EXERCISE OBJECTIVE: Copy every line of the entries that includes the word "true".

SOURCE DATA:
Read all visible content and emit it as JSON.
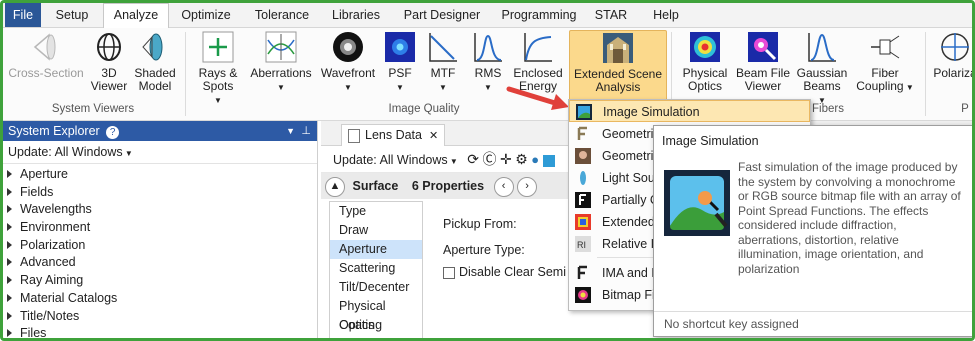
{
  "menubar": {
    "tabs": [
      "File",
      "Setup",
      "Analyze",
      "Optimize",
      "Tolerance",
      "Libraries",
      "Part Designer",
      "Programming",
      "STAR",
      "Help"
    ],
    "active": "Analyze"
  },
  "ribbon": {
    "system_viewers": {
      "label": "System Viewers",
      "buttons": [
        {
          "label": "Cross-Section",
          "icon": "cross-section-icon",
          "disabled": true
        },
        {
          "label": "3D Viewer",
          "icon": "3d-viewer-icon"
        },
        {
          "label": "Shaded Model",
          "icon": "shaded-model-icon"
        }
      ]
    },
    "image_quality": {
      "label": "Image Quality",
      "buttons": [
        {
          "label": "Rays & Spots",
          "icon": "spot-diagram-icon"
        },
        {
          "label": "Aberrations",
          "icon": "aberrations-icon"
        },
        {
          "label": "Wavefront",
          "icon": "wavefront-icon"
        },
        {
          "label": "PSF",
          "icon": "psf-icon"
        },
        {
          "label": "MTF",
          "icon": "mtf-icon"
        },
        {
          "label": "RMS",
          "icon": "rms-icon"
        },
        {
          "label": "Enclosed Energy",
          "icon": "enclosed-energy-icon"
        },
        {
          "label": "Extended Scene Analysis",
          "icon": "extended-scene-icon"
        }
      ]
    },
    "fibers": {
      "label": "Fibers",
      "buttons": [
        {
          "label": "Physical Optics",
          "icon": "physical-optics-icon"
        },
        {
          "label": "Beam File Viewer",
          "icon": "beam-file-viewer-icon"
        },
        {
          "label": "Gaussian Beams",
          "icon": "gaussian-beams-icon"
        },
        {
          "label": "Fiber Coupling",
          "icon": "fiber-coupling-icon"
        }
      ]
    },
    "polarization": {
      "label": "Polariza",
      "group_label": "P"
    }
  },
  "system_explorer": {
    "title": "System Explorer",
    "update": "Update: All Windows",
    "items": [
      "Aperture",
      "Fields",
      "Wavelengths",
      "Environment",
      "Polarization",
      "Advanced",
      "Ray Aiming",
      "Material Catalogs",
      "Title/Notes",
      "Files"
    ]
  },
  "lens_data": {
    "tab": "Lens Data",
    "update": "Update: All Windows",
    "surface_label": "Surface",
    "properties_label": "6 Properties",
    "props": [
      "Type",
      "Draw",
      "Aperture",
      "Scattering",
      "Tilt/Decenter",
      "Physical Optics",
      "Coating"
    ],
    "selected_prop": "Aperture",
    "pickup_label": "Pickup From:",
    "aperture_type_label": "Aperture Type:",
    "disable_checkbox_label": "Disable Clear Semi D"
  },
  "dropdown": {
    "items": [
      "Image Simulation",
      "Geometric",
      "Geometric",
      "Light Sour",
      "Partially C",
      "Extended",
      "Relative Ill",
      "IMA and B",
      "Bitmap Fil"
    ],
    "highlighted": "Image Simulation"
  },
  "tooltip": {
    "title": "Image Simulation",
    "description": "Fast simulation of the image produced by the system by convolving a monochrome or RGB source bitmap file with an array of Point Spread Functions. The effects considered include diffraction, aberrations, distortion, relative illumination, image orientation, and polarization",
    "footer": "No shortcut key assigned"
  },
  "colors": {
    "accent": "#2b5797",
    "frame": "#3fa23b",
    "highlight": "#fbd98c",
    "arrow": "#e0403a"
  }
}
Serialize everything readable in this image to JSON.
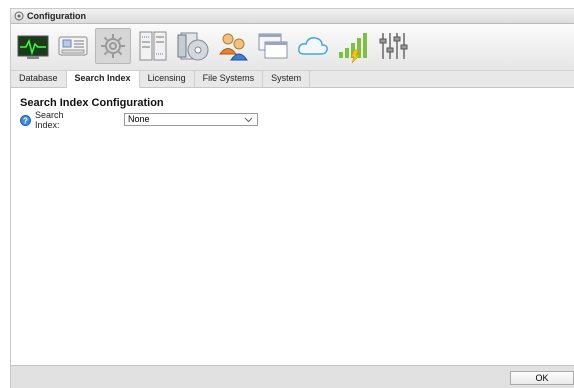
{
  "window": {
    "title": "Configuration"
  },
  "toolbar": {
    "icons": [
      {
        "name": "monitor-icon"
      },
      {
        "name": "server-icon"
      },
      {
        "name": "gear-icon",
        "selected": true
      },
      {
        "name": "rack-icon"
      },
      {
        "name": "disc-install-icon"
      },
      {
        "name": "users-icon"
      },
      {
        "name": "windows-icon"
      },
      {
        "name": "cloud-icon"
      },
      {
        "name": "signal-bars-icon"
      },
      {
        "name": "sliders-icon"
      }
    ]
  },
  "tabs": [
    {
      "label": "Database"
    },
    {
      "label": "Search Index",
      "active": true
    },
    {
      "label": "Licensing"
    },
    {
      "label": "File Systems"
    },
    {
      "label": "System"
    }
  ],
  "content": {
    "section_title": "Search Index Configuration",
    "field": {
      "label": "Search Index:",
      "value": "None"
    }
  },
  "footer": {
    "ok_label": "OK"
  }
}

WRITTEN SOLUTION:
          "disabled": true
        "selected": true
      "active": true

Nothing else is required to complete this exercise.